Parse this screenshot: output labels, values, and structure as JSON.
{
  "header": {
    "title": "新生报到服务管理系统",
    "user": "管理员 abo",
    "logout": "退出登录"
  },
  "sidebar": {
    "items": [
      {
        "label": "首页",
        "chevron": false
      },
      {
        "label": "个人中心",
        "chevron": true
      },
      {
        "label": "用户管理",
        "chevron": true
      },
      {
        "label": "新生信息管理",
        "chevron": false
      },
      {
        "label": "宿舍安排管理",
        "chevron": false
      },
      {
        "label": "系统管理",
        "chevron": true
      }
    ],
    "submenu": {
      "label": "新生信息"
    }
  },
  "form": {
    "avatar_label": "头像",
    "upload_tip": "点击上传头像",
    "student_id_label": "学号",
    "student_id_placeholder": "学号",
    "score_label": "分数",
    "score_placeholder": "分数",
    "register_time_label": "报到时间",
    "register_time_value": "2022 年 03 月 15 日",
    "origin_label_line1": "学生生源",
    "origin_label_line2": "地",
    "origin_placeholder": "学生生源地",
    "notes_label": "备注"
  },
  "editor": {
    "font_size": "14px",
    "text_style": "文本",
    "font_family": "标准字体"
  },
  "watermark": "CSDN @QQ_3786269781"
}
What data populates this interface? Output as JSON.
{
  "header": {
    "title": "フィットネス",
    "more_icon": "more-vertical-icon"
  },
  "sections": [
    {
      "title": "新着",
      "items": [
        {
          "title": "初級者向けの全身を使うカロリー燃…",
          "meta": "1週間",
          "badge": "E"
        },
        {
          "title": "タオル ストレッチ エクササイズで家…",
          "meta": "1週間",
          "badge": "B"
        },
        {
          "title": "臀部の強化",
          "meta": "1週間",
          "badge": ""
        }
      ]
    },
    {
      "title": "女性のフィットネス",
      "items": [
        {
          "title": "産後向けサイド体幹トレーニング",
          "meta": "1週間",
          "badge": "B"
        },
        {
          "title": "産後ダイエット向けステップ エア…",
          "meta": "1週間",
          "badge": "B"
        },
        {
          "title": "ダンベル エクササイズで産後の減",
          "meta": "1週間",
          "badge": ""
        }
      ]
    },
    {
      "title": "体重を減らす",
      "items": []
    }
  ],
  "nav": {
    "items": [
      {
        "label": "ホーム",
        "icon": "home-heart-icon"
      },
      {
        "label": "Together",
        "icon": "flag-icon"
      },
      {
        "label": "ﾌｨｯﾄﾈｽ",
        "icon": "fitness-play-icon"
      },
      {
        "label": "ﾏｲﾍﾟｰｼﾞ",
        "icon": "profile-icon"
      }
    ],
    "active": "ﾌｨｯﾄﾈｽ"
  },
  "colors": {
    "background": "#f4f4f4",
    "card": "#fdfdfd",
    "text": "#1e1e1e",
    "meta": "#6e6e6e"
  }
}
----------
[THE TASK]
Give the entries again in full, exactly as they are written.

[ANSWER TO THIS EXERCISE]
Parse this screenshot: output labels, values, and structure as JSON.
{
  "header": {
    "title": "新生报到服务管理系统",
    "user": "管理员 abo",
    "logout": "退出登录"
  },
  "sidebar": {
    "items": [
      {
        "label": "首页",
        "chevron": false
      },
      {
        "label": "个人中心",
        "chevron": true
      },
      {
        "label": "用户管理",
        "chevron": true
      },
      {
        "label": "新生信息管理",
        "chevron": false
      },
      {
        "label": "宿舍安排管理",
        "chevron": false
      },
      {
        "label": "系统管理",
        "chevron": true
      }
    ],
    "submenu": {
      "label": "新生信息"
    }
  },
  "form": {
    "avatar_label": "头像",
    "upload_tip": "点击上传头像",
    "student_id_label": "学号",
    "student_id_placeholder": "学号",
    "score_label": "分数",
    "score_placeholder": "分数",
    "register_time_label": "报到时间",
    "register_time_value": "2022 年 03 月 15 日",
    "origin_label_line1": "学生生源",
    "origin_label_line2": "地",
    "origin_placeholder": "学生生源地",
    "notes_label": "备注"
  },
  "editor": {
    "font_size": "14px",
    "text_style": "文本",
    "font_family": "标准字体"
  },
  "watermark": "CSDN @QQ_3786269781"
}
What data populates this interface? Output as JSON.
{
  "header": {
    "title": "フィットネス",
    "more_icon": "more-vertical-icon"
  },
  "sections": [
    {
      "title": "新着",
      "items": [
        {
          "title": "初級者向けの全身を使うカロリー燃…",
          "meta": "1週間",
          "badge": "E"
        },
        {
          "title": "タオル ストレッチ エクササイズで家…",
          "meta": "1週間",
          "badge": "B"
        },
        {
          "title": "臀部の強化",
          "meta": "1週間",
          "badge": ""
        }
      ]
    },
    {
      "title": "女性のフィットネス",
      "items": [
        {
          "title": "産後向けサイド体幹トレーニング",
          "meta": "1週間",
          "badge": "B"
        },
        {
          "title": "産後ダイエット向けステップ エア…",
          "meta": "1週間",
          "badge": "B"
        },
        {
          "title": "ダンベル エクササイズで産後の減",
          "meta": "1週間",
          "badge": ""
        }
      ]
    },
    {
      "title": "体重を減らす",
      "items": []
    }
  ],
  "nav": {
    "items": [
      {
        "label": "ホーム",
        "icon": "home-heart-icon"
      },
      {
        "label": "Together",
        "icon": "flag-icon"
      },
      {
        "label": "ﾌｨｯﾄﾈｽ",
        "icon": "fitness-play-icon"
      },
      {
        "label": "ﾏｲﾍﾟｰｼﾞ",
        "icon": "profile-icon"
      }
    ],
    "active": "ﾌｨｯﾄﾈｽ"
  },
  "colors": {
    "background": "#f4f4f4",
    "card": "#fdfdfd",
    "text": "#1e1e1e",
    "meta": "#6e6e6e"
  }
}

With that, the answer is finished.